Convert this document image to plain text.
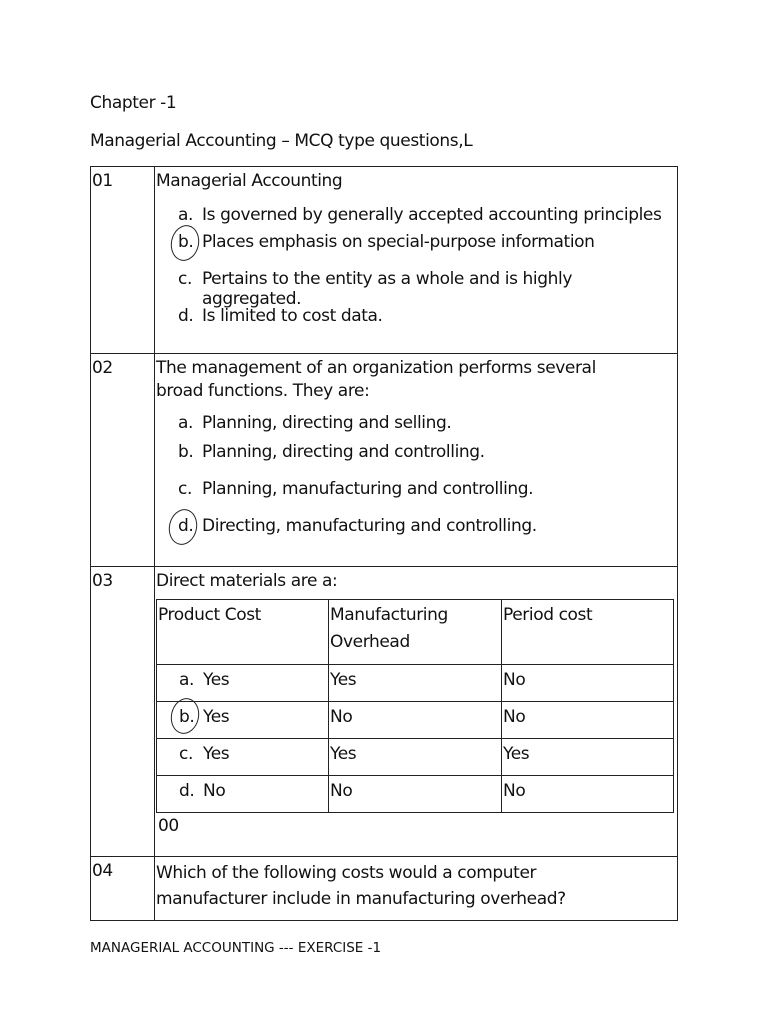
Chapter -1
Managerial Accounting – MCQ type questions,L
01	Managerial Accounting
a. Is governed by generally accepted accounting principles
b. Places emphasis on special-purpose information
c. Pertains to the entity as a whole and is highly aggregated.
d. Is limited to cost data.

02	The management of an organization performs several broad functions. They are:
a. Planning, directing and selling.
b. Planning, directing and controlling.
c. Planning, manufacturing and controlling.
d. Directing, manufacturing and controlling.

03	Direct materials are a:
Product Cost	Manufacturing Overhead	Period cost
a. Yes	Yes	No

b. Yes	No	No
c. Yes	Yes	Yes
d. No	No	No
00

04	Which of the following costs would a computer manufacturer include in manufacturing overhead?
MANAGERIAL ACCOUNTING --- EXERCISE -1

_____

THE EXERCISE: Working from the entries above, return all lines that contain "Planning".

FINISHED TASK:
a. Planning, directing and selling.
b. Planning, directing and controlling.
c. Planning, manufacturing and controlling.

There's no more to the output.